#### DATA TO PROCESS ####

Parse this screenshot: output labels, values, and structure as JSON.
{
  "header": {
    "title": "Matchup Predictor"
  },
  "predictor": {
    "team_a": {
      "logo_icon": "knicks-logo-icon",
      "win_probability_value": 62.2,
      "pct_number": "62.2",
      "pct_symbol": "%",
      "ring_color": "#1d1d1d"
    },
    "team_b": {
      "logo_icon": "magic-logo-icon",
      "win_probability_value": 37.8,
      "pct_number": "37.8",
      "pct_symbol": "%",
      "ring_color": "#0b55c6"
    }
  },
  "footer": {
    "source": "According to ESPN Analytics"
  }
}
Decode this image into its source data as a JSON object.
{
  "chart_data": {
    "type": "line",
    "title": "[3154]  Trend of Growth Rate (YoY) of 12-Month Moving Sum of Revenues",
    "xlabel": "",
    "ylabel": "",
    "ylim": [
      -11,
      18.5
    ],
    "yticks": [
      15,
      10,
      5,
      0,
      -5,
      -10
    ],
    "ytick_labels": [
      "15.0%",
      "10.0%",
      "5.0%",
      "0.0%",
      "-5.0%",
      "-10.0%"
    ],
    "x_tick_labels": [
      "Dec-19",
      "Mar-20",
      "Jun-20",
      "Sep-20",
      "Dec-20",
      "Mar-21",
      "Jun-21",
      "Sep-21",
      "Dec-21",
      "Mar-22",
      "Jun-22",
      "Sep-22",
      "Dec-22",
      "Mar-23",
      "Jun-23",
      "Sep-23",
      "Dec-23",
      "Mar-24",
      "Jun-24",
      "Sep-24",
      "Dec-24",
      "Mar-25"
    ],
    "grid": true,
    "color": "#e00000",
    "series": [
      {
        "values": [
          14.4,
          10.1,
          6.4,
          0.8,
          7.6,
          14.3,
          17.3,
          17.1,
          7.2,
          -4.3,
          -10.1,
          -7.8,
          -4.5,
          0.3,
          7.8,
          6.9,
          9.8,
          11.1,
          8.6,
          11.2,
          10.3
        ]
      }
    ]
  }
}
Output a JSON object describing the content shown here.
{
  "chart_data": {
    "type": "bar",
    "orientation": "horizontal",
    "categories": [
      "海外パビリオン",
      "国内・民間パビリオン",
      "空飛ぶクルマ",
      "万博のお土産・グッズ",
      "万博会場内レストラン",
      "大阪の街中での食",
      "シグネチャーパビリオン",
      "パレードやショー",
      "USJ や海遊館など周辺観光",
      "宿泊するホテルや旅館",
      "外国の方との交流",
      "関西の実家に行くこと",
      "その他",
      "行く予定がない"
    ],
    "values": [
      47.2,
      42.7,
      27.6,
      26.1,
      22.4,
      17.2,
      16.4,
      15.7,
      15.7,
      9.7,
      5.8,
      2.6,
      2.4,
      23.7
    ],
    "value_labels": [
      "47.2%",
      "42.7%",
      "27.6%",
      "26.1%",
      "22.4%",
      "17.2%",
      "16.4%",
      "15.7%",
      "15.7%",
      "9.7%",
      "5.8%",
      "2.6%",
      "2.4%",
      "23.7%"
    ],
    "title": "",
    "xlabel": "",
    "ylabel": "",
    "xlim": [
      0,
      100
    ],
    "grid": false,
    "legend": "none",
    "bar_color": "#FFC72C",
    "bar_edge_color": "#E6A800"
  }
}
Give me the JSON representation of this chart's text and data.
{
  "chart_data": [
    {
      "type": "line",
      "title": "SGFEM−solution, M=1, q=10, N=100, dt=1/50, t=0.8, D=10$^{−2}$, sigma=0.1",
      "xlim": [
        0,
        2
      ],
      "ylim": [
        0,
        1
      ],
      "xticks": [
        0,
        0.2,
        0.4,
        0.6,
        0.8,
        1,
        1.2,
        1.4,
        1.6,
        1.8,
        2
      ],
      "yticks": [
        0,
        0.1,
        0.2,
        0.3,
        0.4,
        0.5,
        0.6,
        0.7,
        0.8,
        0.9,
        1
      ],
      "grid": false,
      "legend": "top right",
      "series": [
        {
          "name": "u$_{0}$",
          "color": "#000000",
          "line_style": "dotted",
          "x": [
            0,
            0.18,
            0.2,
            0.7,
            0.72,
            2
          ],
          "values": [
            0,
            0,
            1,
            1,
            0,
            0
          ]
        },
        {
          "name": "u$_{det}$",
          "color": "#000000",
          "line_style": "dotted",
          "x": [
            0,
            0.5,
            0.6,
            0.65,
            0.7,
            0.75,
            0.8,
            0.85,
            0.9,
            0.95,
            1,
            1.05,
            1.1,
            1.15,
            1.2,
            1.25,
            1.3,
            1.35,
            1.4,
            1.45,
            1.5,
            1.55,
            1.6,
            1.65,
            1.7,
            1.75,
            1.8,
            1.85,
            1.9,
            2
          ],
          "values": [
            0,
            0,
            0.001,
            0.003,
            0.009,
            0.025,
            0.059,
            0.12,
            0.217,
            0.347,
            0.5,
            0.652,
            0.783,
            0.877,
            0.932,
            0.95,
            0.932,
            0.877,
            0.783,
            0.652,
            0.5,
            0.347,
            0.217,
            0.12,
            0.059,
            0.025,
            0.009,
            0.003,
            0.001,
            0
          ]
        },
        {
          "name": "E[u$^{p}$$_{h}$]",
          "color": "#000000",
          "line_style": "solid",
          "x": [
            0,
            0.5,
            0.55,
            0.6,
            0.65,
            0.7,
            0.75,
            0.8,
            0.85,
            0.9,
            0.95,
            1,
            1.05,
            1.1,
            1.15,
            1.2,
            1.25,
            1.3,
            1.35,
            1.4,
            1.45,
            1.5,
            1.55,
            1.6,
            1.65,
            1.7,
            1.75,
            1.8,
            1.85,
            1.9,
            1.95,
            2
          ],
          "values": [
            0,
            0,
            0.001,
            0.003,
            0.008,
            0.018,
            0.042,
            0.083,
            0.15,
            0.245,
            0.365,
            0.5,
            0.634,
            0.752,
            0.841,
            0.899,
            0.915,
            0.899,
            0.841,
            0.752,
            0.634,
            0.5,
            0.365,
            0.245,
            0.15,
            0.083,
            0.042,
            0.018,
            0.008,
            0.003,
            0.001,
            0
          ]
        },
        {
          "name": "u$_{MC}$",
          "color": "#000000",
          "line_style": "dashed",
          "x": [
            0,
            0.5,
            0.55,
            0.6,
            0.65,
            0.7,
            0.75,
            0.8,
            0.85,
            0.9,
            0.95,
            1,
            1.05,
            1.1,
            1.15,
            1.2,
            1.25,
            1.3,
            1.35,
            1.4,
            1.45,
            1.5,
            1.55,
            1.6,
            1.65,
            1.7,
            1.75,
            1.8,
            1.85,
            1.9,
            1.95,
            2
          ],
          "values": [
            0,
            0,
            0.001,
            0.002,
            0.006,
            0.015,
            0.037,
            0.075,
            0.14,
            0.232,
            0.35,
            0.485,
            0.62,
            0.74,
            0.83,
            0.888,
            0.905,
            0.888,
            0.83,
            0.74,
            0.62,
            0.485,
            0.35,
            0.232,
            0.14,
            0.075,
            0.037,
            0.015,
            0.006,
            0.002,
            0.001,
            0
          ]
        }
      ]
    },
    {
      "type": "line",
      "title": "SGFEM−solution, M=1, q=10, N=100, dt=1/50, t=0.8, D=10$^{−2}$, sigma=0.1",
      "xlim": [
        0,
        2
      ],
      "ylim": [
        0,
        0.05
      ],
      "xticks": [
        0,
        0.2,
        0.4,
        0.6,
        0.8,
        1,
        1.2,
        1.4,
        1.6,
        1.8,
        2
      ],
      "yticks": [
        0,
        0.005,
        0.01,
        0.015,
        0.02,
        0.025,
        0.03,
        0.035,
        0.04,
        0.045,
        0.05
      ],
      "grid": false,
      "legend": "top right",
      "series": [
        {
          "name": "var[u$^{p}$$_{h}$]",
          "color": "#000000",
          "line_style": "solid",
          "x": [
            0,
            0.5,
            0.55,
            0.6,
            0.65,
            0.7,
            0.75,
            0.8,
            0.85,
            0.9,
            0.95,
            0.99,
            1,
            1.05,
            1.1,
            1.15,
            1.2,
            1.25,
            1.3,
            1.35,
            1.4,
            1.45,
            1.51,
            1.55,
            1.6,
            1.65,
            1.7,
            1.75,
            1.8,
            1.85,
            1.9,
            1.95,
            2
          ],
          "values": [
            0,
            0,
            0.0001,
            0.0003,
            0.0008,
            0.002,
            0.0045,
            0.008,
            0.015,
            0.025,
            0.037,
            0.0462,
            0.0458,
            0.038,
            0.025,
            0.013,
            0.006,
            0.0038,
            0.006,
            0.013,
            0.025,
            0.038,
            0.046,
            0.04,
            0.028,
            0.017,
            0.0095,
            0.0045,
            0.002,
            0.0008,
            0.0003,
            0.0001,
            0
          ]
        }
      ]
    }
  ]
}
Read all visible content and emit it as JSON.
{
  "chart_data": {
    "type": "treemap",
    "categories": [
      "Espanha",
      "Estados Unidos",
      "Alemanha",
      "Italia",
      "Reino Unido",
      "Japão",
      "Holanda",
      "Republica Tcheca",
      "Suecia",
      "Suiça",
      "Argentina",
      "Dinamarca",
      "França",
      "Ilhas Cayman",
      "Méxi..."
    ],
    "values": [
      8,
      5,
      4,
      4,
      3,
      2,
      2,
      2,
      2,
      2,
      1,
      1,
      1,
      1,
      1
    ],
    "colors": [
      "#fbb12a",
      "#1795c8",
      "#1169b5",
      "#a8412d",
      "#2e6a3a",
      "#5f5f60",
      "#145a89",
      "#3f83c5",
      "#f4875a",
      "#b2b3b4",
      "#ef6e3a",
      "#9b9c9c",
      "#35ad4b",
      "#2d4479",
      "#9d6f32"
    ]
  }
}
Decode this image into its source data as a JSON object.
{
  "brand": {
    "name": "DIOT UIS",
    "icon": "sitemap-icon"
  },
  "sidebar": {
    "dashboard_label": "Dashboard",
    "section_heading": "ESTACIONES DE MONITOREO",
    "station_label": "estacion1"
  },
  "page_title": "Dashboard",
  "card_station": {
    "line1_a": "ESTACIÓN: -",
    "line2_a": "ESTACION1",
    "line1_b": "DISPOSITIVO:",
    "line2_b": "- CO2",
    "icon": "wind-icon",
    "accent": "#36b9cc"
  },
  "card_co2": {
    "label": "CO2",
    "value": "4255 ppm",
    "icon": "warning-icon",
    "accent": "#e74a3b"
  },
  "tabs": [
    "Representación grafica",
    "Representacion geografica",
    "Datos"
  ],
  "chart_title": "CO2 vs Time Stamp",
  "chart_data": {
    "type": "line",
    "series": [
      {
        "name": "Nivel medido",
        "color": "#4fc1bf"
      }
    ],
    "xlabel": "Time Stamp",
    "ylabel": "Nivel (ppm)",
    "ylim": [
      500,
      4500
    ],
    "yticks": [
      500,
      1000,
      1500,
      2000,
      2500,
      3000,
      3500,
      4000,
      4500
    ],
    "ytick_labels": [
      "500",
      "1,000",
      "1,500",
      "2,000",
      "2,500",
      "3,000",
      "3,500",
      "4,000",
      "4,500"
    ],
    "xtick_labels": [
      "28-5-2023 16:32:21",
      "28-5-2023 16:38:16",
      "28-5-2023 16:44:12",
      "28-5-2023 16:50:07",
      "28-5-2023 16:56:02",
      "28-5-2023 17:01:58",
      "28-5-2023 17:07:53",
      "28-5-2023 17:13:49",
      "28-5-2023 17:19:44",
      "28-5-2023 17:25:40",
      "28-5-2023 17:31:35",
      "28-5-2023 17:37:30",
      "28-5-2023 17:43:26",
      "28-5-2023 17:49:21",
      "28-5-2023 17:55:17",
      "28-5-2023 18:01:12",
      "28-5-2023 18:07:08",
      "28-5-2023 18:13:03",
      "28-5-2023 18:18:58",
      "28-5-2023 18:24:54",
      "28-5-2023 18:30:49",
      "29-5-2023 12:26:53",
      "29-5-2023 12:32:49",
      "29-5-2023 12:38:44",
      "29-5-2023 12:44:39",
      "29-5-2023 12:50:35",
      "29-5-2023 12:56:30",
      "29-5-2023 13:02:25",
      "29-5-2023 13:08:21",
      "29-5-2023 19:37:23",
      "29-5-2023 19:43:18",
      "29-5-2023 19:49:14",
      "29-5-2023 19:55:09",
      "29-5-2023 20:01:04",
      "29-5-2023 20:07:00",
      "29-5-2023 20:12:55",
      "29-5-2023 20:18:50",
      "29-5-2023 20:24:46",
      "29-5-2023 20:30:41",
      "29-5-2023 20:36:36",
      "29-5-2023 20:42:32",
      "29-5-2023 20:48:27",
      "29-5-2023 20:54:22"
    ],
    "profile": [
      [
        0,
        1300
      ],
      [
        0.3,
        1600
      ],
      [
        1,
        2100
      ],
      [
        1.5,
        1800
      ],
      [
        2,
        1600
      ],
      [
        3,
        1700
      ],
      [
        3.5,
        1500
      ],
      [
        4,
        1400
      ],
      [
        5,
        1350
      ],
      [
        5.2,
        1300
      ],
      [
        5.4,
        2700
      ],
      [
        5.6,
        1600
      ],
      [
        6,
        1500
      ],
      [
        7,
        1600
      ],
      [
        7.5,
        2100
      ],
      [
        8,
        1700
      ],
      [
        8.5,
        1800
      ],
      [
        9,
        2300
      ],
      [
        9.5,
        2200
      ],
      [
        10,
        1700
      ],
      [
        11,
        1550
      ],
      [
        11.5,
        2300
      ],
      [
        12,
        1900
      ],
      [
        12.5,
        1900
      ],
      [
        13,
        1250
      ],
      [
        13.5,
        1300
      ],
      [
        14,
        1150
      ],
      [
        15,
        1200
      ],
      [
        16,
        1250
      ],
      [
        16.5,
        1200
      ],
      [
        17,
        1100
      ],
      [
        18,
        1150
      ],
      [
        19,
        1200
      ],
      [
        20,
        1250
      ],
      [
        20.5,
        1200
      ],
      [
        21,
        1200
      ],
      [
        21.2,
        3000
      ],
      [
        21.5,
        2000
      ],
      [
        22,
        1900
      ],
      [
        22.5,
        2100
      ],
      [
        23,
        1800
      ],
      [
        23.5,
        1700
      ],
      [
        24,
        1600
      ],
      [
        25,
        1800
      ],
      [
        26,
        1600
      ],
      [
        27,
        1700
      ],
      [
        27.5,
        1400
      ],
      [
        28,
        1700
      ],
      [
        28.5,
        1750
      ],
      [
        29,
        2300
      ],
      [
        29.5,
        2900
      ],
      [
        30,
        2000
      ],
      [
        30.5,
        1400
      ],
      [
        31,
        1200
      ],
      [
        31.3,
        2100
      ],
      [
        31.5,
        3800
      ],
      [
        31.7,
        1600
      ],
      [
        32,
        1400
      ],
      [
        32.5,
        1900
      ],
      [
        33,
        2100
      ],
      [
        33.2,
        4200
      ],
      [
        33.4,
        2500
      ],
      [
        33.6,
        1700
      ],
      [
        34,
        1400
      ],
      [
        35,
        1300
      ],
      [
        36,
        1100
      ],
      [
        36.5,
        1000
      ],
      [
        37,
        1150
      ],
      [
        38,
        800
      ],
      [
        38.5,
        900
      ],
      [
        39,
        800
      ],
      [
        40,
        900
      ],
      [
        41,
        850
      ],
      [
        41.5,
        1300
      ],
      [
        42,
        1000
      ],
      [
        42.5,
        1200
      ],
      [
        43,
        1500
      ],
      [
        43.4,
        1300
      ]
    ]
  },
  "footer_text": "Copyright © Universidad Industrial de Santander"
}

####

### STATED PROBLEM
Look over the material above and show each line where "Time" appears.

### RESPONSE TO THIS EXERCISE
  "chart_title": "CO2 vs Time Stamp",
    "xlabel": "Time Stamp",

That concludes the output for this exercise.